- _Problem to solve_
Your task is to repeat all of the data exactly while excluding the pictures.

==== Stored rows ====

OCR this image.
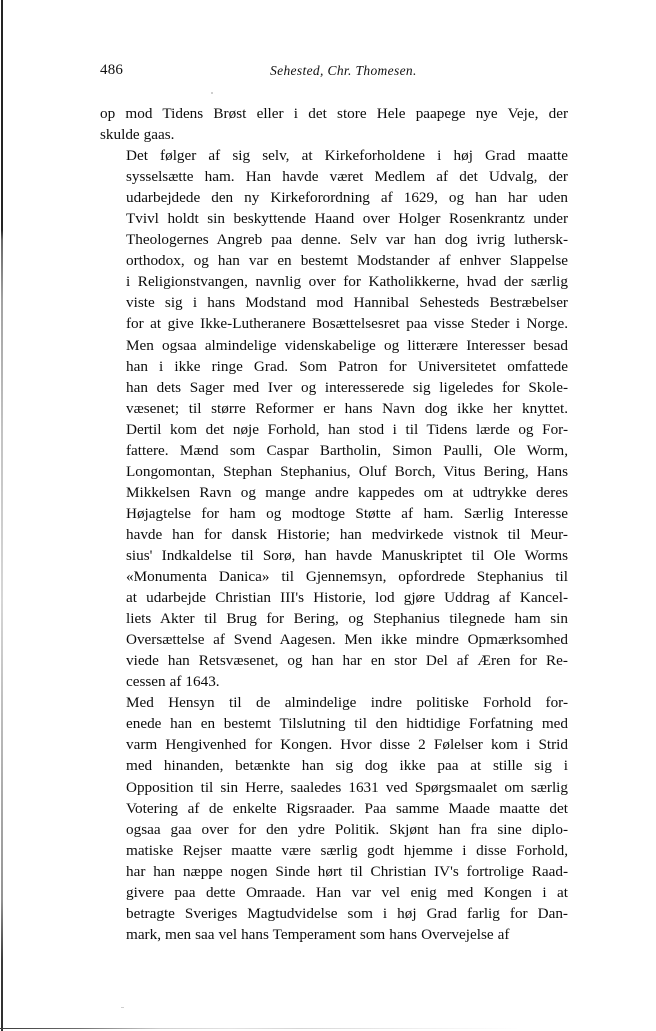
486	Sehested, Chr. Thomesen.

op mod Tidens Brøst eller i det store Hele paapege nye Veje, der
skulde gaas.

Det følger af sig selv, at Kirkeforholdene i høj Grad maatte
sysselsætte ham. Han havde været Medlem af det Udvalg, der
udarbejdede den ny Kirkeforordning af 1629, og han har uden
Tvivl holdt sin beskyttende Haand over Holger Rosenkrantz under
Theologernes Angreb paa denne. Selv var han dog ivrig luthersk-
orthodox, og han var en bestemt Modstander af enhver Slappelse
i Religionstvangen, navnlig over for Katholikkerne, hvad der særlig
viste sig i hans Modstand mod Hannibal Sehesteds Bestræbelser
for at give Ikke-Lutheranere Bosættelsesret paa visse Steder i Norge.
Men ogsaa almindelige videnskabelige og litterære Interesser besad
han i ikke ringe Grad. Som Patron for Universitetet omfattede
han dets Sager med Iver og interesserede sig ligeledes for Skole-
væsenet; til større Reformer er hans Navn dog ikke her knyttet.
Dertil kom det nøje Forhold, han stod i til Tidens lærde og For-
fattere. Mænd som Caspar Bartholin, Simon Paulli, Ole Worm,
Longomontan, Stephan Stephanius, Oluf Borch, Vitus Bering, Hans
Mikkelsen Ravn og mange andre kappedes om at udtrykke deres
Højagtelse for ham og modtoge Støtte af ham. Særlig Interesse
havde han for dansk Historie; han medvirkede vistnok til Meur-
sius' Indkaldelse til Sorø, han havde Manuskriptet til Ole Worms
«Monumenta Danica» til Gjennemsyn, opfordrede Stephanius til
at udarbejde Christian III's Historie, lod gjøre Uddrag af Kancel-
liets Akter til Brug for Bering, og Stephanius tilegnede ham sin
Oversættelse af Svend Aagesen. Men ikke mindre Opmærksomhed
viede han Retsvæsenet, og han har en stor Del af Æren for Re-
cessen af 1643.

Med Hensyn til de almindelige indre politiske Forhold for-
enede han en bestemt Tilslutning til den hidtidige Forfatning med
varm Hengivenhed for Kongen. Hvor disse 2 Følelser kom i Strid
med hinanden, betænkte han sig dog ikke paa at stille sig i
Opposition til sin Herre, saaledes 1631 ved Spørgsmaalet om særlig
Votering af de enkelte Rigsraader. Paa samme Maade maatte det
ogsaa gaa over for den ydre Politik. Skjønt han fra sine diplo-
matiske Rejser maatte være særlig godt hjemme i disse Forhold,
har han næppe nogen Sinde hørt til Christian IV's fortrolige Raad-
givere paa dette Omraade. Han var vel enig med Kongen i at
betragte Sveriges Magtudvidelse som i høj Grad farlig for Dan-
mark, men saa vel hans Temperament som hans Overvejelse af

====

- _Written response_
OCR this image.
486	Sehested, Chr. Thomesen.

op mod Tidens Brøst eller i det store Hele paapege nye Veje, der
skulde gaas.

Det følger af sig selv, at Kirkeforholdene i høj Grad maatte
sysselsætte ham. Han havde været Medlem af det Udvalg, der
udarbejdede den ny Kirkeforordning af 1629, og han har uden
Tvivl holdt sin beskyttende Haand over Holger Rosenkrantz under
Theologernes Angreb paa denne. Selv var han dog ivrig luthersk-
orthodox, og han var en bestemt Modstander af enhver Slappelse
i Religionstvangen, navnlig over for Katholikkerne, hvad der særlig
viste sig i hans Modstand mod Hannibal Sehesteds Bestræbelser
for at give Ikke-Lutheranere Bosættelsesret paa visse Steder i Norge.
Men ogsaa almindelige videnskabelige og litterære Interesser besad
han i ikke ringe Grad. Som Patron for Universitetet omfattede
han dets Sager med Iver og interesserede sig ligeledes for Skole-
væsenet; til større Reformer er hans Navn dog ikke her knyttet.
Dertil kom det nøje Forhold, han stod i til Tidens lærde og For-
fattere. Mænd som Caspar Bartholin, Simon Paulli, Ole Worm,
Longomontan, Stephan Stephanius, Oluf Borch, Vitus Bering, Hans
Mikkelsen Ravn og mange andre kappedes om at udtrykke deres
Højagtelse for ham og modtoge Støtte af ham. Særlig Interesse
havde han for dansk Historie; han medvirkede vistnok til Meur-
sius' Indkaldelse til Sorø, han havde Manuskriptet til Ole Worms
«Monumenta Danica» til Gjennemsyn, opfordrede Stephanius til
at udarbejde Christian III's Historie, lod gjøre Uddrag af Kancel-
liets Akter til Brug for Bering, og Stephanius tilegnede ham sin
Oversættelse af Svend Aagesen. Men ikke mindre Opmærksomhed
viede han Retsvæsenet, og han har en stor Del af Æren for Re-
cessen af 1643.

Med Hensyn til de almindelige indre politiske Forhold for-
enede han en bestemt Tilslutning til den hidtidige Forfatning med
varm Hengivenhed for Kongen. Hvor disse 2 Følelser kom i Strid
med hinanden, betænkte han sig dog ikke paa at stille sig i
Opposition til sin Herre, saaledes 1631 ved Spørgsmaalet om særlig
Votering af de enkelte Rigsraader. Paa samme Maade maatte det
ogsaa gaa over for den ydre Politik. Skjønt han fra sine diplo-
matiske Rejser maatte være særlig godt hjemme i disse Forhold,
har han næppe nogen Sinde hørt til Christian IV's fortrolige Raad-
givere paa dette Omraade. Han var vel enig med Kongen i at
betragte Sveriges Magtudvidelse som i høj Grad farlig for Dan-
mark, men saa vel hans Temperament som hans Overvejelse af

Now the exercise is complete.